> _OBJECTIVE_
Can you restate the records below word for word?

(Items from a data source)

[START]

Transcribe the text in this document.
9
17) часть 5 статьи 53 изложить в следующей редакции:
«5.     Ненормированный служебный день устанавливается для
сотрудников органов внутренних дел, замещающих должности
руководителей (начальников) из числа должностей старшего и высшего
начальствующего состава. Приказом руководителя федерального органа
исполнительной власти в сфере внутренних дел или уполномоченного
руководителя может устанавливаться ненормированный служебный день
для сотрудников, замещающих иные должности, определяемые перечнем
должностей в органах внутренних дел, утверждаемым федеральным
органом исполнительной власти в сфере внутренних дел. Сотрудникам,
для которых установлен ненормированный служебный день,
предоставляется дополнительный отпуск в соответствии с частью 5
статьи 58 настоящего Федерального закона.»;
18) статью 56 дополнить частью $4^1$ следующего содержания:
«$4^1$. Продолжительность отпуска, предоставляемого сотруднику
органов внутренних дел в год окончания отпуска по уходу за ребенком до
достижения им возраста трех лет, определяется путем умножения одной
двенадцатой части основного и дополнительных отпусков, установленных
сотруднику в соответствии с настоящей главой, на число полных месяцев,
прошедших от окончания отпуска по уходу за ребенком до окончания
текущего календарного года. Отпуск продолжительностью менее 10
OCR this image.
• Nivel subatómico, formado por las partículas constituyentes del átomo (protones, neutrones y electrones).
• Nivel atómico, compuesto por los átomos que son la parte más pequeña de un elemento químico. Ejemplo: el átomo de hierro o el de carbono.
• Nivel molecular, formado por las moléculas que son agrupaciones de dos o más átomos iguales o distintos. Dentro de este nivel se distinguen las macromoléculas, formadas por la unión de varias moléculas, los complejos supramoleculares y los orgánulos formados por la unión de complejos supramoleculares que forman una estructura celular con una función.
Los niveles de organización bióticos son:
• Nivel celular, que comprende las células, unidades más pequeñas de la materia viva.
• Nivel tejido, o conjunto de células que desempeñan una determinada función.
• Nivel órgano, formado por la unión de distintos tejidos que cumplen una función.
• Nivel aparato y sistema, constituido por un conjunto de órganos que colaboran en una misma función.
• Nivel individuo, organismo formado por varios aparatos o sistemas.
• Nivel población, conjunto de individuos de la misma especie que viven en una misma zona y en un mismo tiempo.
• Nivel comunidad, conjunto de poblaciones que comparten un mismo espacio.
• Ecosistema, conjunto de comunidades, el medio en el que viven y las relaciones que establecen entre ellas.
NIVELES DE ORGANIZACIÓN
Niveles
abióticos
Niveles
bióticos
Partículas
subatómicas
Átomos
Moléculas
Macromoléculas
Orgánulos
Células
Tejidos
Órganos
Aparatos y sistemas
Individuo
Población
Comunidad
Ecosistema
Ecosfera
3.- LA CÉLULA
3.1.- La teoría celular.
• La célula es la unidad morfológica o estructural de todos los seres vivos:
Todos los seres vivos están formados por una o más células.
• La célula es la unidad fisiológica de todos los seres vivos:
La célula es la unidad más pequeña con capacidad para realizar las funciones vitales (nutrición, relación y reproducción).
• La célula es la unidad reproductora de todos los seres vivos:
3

[END]

> _COMPLETED EXERCISE_
Transcribe the text in this document.
9
17) часть 5 статьи 53 изложить в следующей редакции:
«5.     Ненормированный служебный день устанавливается для
сотрудников органов внутренних дел, замещающих должности
руководителей (начальников) из числа должностей старшего и высшего
начальствующего состава. Приказом руководителя федерального органа
исполнительной власти в сфере внутренних дел или уполномоченного
руководителя может устанавливаться ненормированный служебный день
для сотрудников, замещающих иные должности, определяемые перечнем
должностей в органах внутренних дел, утверждаемым федеральным
органом исполнительной власти в сфере внутренних дел. Сотрудникам,
для которых установлен ненормированный служебный день,
предоставляется дополнительный отпуск в соответствии с частью 5
статьи 58 настоящего Федерального закона.»;
18) статью 56 дополнить частью $4^1$ следующего содержания:
«$4^1$. Продолжительность отпуска, предоставляемого сотруднику
органов внутренних дел в год окончания отпуска по уходу за ребенком до
достижения им возраста трех лет, определяется путем умножения одной
двенадцатой части основного и дополнительных отпусков, установленных
сотруднику в соответствии с настоящей главой, на число полных месяцев,
прошедших от окончания отпуска по уходу за ребенком до окончания
текущего календарного года. Отпуск продолжительностью менее 10
OCR this image.
• Nivel subatómico, formado por las partículas constituyentes del átomo (protones, neutrones y electrones).
• Nivel atómico, compuesto por los átomos que son la parte más pequeña de un elemento químico. Ejemplo: el átomo de hierro o el de carbono.
• Nivel molecular, formado por las moléculas que son agrupaciones de dos o más átomos iguales o distintos. Dentro de este nivel se distinguen las macromoléculas, formadas por la unión de varias moléculas, los complejos supramoleculares y los orgánulos formados por la unión de complejos supramoleculares que forman una estructura celular con una función.
Los niveles de organización bióticos son:
• Nivel celular, que comprende las células, unidades más pequeñas de la materia viva.
• Nivel tejido, o conjunto de células que desempeñan una determinada función.
• Nivel órgano, formado por la unión de distintos tejidos que cumplen una función.
• Nivel aparato y sistema, constituido por un conjunto de órganos que colaboran en una misma función.
• Nivel individuo, organismo formado por varios aparatos o sistemas.
• Nivel población, conjunto de individuos de la misma especie que viven en una misma zona y en un mismo tiempo.
• Nivel comunidad, conjunto de poblaciones que comparten un mismo espacio.
• Ecosistema, conjunto de comunidades, el medio en el que viven y las relaciones que establecen entre ellas.
NIVELES DE ORGANIZACIÓN
Niveles
abióticos
Niveles
bióticos
Partículas
subatómicas
Átomos
Moléculas
Macromoléculas
Orgánulos
Células
Tejidos
Órganos
Aparatos y sistemas
Individuo
Población
Comunidad
Ecosistema
Ecosfera
3.- LA CÉLULA
3.1.- La teoría celular.
• La célula es la unidad morfológica o estructural de todos los seres vivos:
Todos los seres vivos están formados por una o más células.
• La célula es la unidad fisiológica de todos los seres vivos:
La célula es la unidad más pequeña con capacidad para realizar las funciones vitales (nutrición, relación y reproducción).
• La célula es la unidad reproductora de todos los seres vivos:
3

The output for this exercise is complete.